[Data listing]
☆ ☆ ☆ ☆
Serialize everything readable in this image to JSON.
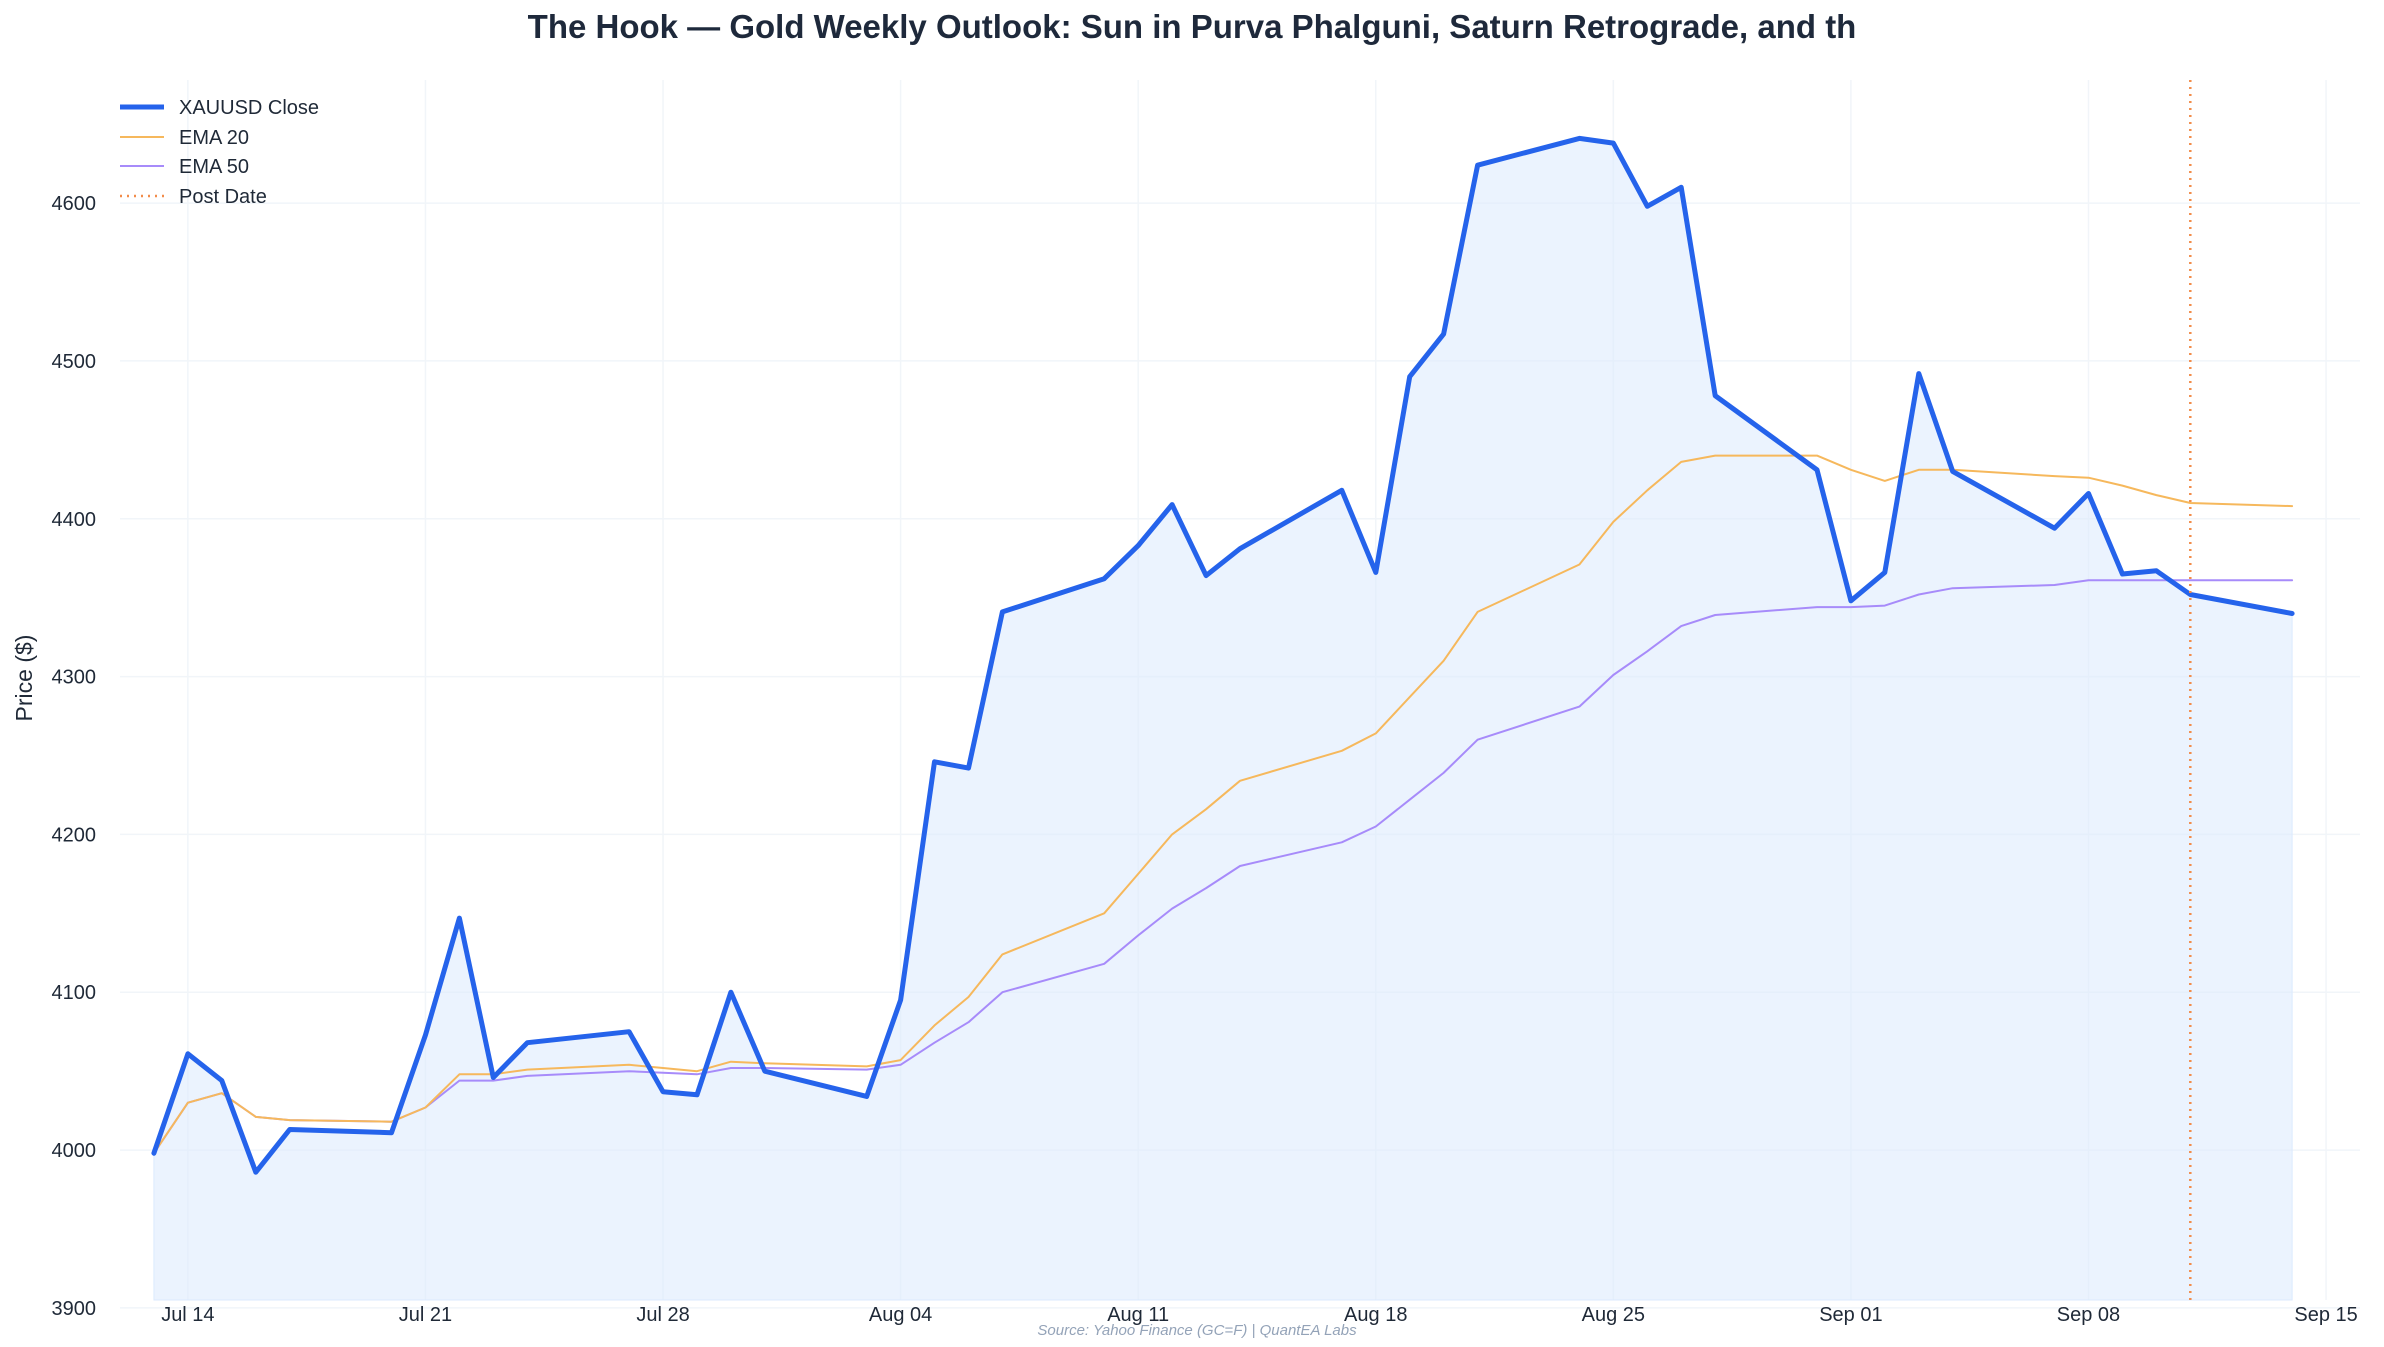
{
  "chart_data": {
    "type": "line",
    "title": "The Hook — Gold Weekly Outlook: Sun in Purva Phalguni, Saturn Retrograde, and th",
    "xlabel": "",
    "ylabel": "Price ($)",
    "source": "Source: Yahoo Finance (GC=F) | QuantEA Labs",
    "ylim": [
      3905,
      4678
    ],
    "xlim": [
      "2025-07-12",
      "2025-09-16"
    ],
    "y_ticks": [
      3900,
      4000,
      4100,
      4200,
      4300,
      4400,
      4500,
      4600
    ],
    "x_ticks": [
      {
        "date": "2025-07-14",
        "label": "Jul 14"
      },
      {
        "date": "2025-07-21",
        "label": "Jul 21"
      },
      {
        "date": "2025-07-28",
        "label": "Jul 28"
      },
      {
        "date": "2025-08-04",
        "label": "Aug 04"
      },
      {
        "date": "2025-08-11",
        "label": "Aug 11"
      },
      {
        "date": "2025-08-18",
        "label": "Aug 18"
      },
      {
        "date": "2025-08-25",
        "label": "Aug 25"
      },
      {
        "date": "2025-09-01",
        "label": "Sep 01"
      },
      {
        "date": "2025-09-08",
        "label": "Sep 08"
      },
      {
        "date": "2025-09-15",
        "label": "Sep 15"
      }
    ],
    "grid": true,
    "legend_position": "top-left",
    "colors": {
      "close": "#2563eb",
      "fill": "#dbeafe",
      "ema20": "#f6b85c",
      "ema50": "#a78bfa",
      "post_date": "#f28c4a",
      "grid": "#f1f5f9"
    },
    "x": [
      "2025-07-13",
      "2025-07-14",
      "2025-07-15",
      "2025-07-16",
      "2025-07-17",
      "2025-07-20",
      "2025-07-21",
      "2025-07-22",
      "2025-07-23",
      "2025-07-24",
      "2025-07-27",
      "2025-07-28",
      "2025-07-29",
      "2025-07-30",
      "2025-07-31",
      "2025-08-03",
      "2025-08-04",
      "2025-08-05",
      "2025-08-06",
      "2025-08-07",
      "2025-08-10",
      "2025-08-11",
      "2025-08-12",
      "2025-08-13",
      "2025-08-14",
      "2025-08-17",
      "2025-08-18",
      "2025-08-19",
      "2025-08-20",
      "2025-08-21",
      "2025-08-24",
      "2025-08-25",
      "2025-08-26",
      "2025-08-27",
      "2025-08-28",
      "2025-08-31",
      "2025-09-01",
      "2025-09-02",
      "2025-09-03",
      "2025-09-04",
      "2025-09-07",
      "2025-09-08",
      "2025-09-09",
      "2025-09-10",
      "2025-09-11",
      "2025-09-14"
    ],
    "series": [
      {
        "name": "XAUUSD Close",
        "values": [
          3998,
          4061,
          4044,
          3986,
          4013,
          4011,
          4073,
          4147,
          4046,
          4068,
          4075,
          4037,
          4035,
          4100,
          4050,
          4034,
          4095,
          4246,
          4242,
          4341,
          4362,
          4383,
          4409,
          4364,
          4381,
          4418,
          4366,
          4490,
          4517,
          4624,
          4641,
          4638,
          4598,
          4610,
          4478,
          4431,
          4348,
          4366,
          4492,
          4430,
          4394,
          4416,
          4365,
          4367,
          4352,
          4340
        ]
      },
      {
        "name": "EMA 20",
        "values": [
          3998,
          4030,
          4036,
          4021,
          4019,
          4018,
          4027,
          4048,
          4048,
          4051,
          4054,
          4052,
          4050,
          4056,
          4055,
          4053,
          4057,
          4079,
          4097,
          4124,
          4150,
          4175,
          4200,
          4216,
          4234,
          4253,
          4264,
          4287,
          4310,
          4341,
          4371,
          4398,
          4418,
          4436,
          4440,
          4440,
          4431,
          4424,
          4431,
          4431,
          4427,
          4426,
          4421,
          4415,
          4410,
          4408
        ]
      },
      {
        "name": "EMA 50",
        "values": [
          3998,
          4030,
          4036,
          4021,
          4019,
          4018,
          4027,
          4044,
          4044,
          4047,
          4050,
          4049,
          4048,
          4052,
          4052,
          4051,
          4054,
          4068,
          4081,
          4100,
          4118,
          4136,
          4153,
          4166,
          4180,
          4195,
          4205,
          4222,
          4239,
          4260,
          4281,
          4301,
          4316,
          4332,
          4339,
          4344,
          4344,
          4345,
          4352,
          4356,
          4358,
          4361,
          4361,
          4361,
          4361,
          4361
        ]
      }
    ],
    "post_date": "2025-09-11",
    "legend": {
      "close": "XAUUSD Close",
      "ema20": "EMA 20",
      "ema50": "EMA 50",
      "post_date": "Post Date"
    }
  }
}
☆ ☆ ☆ ☆
Copy out every line in the listing where the word "XAUUSD" appears.

        "name": "XAUUSD Close",
      "close": "XAUUSD Close",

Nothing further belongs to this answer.